Items from a figure collection:
○ ○ ○ ○

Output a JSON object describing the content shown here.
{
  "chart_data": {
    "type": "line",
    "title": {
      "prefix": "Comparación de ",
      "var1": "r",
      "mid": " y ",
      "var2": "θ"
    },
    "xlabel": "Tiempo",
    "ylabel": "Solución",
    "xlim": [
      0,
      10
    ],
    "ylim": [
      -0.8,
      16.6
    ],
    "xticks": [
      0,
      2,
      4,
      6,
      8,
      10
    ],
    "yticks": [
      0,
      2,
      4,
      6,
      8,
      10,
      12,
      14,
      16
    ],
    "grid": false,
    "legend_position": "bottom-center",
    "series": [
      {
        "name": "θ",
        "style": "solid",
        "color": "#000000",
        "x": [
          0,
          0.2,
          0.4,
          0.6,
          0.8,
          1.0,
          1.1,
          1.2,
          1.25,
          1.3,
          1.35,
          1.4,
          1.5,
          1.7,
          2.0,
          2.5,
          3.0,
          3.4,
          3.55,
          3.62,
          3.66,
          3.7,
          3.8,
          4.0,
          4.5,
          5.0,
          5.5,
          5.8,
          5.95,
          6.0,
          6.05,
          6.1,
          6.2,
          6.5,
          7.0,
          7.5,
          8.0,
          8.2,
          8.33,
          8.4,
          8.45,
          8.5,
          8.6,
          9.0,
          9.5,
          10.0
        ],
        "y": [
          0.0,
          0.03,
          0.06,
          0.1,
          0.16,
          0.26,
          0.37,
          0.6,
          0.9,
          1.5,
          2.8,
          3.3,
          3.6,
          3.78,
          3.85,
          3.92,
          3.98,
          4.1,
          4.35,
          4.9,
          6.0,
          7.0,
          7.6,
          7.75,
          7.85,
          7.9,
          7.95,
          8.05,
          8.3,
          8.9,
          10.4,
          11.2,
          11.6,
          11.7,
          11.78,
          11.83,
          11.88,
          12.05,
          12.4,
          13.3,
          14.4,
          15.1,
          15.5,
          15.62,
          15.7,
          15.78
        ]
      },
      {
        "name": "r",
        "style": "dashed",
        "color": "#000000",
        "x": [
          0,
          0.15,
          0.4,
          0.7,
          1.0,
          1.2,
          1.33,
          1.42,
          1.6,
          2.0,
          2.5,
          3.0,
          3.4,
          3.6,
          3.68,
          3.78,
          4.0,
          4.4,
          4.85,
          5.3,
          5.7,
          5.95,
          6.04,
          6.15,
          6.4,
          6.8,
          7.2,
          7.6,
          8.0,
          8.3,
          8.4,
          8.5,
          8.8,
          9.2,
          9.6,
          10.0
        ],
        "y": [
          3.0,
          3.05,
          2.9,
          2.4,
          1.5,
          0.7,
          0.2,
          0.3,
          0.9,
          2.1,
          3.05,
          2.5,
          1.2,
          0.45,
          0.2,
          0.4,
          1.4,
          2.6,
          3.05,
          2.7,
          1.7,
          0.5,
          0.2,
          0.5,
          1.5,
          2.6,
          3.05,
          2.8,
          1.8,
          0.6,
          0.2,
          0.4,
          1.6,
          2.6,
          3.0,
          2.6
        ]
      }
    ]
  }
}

○ ○ ○ ○

§ What you should do:
From the records above, extract every entry exactly as given.

§ Reply:
Output a JSON object describing the content shown here.
{
  "chart_data": {
    "type": "line",
    "title": {
      "prefix": "Comparación de ",
      "var1": "r",
      "mid": " y ",
      "var2": "θ"
    },
    "xlabel": "Tiempo",
    "ylabel": "Solución",
    "xlim": [
      0,
      10
    ],
    "ylim": [
      -0.8,
      16.6
    ],
    "xticks": [
      0,
      2,
      4,
      6,
      8,
      10
    ],
    "yticks": [
      0,
      2,
      4,
      6,
      8,
      10,
      12,
      14,
      16
    ],
    "grid": false,
    "legend_position": "bottom-center",
    "series": [
      {
        "name": "θ",
        "style": "solid",
        "color": "#000000",
        "x": [
          0,
          0.2,
          0.4,
          0.6,
          0.8,
          1.0,
          1.1,
          1.2,
          1.25,
          1.3,
          1.35,
          1.4,
          1.5,
          1.7,
          2.0,
          2.5,
          3.0,
          3.4,
          3.55,
          3.62,
          3.66,
          3.7,
          3.8,
          4.0,
          4.5,
          5.0,
          5.5,
          5.8,
          5.95,
          6.0,
          6.05,
          6.1,
          6.2,
          6.5,
          7.0,
          7.5,
          8.0,
          8.2,
          8.33,
          8.4,
          8.45,
          8.5,
          8.6,
          9.0,
          9.5,
          10.0
        ],
        "y": [
          0.0,
          0.03,
          0.06,
          0.1,
          0.16,
          0.26,
          0.37,
          0.6,
          0.9,
          1.5,
          2.8,
          3.3,
          3.6,
          3.78,
          3.85,
          3.92,
          3.98,
          4.1,
          4.35,
          4.9,
          6.0,
          7.0,
          7.6,
          7.75,
          7.85,
          7.9,
          7.95,
          8.05,
          8.3,
          8.9,
          10.4,
          11.2,
          11.6,
          11.7,
          11.78,
          11.83,
          11.88,
          12.05,
          12.4,
          13.3,
          14.4,
          15.1,
          15.5,
          15.62,
          15.7,
          15.78
        ]
      },
      {
        "name": "r",
        "style": "dashed",
        "color": "#000000",
        "x": [
          0,
          0.15,
          0.4,
          0.7,
          1.0,
          1.2,
          1.33,
          1.42,
          1.6,
          2.0,
          2.5,
          3.0,
          3.4,
          3.6,
          3.68,
          3.78,
          4.0,
          4.4,
          4.85,
          5.3,
          5.7,
          5.95,
          6.04,
          6.15,
          6.4,
          6.8,
          7.2,
          7.6,
          8.0,
          8.3,
          8.4,
          8.5,
          8.8,
          9.2,
          9.6,
          10.0
        ],
        "y": [
          3.0,
          3.05,
          2.9,
          2.4,
          1.5,
          0.7,
          0.2,
          0.3,
          0.9,
          2.1,
          3.05,
          2.5,
          1.2,
          0.45,
          0.2,
          0.4,
          1.4,
          2.6,
          3.05,
          2.7,
          1.7,
          0.5,
          0.2,
          0.5,
          1.5,
          2.6,
          3.05,
          2.8,
          1.8,
          0.6,
          0.2,
          0.4,
          1.6,
          2.6,
          3.0,
          2.6
        ]
      }
    ]
  }
}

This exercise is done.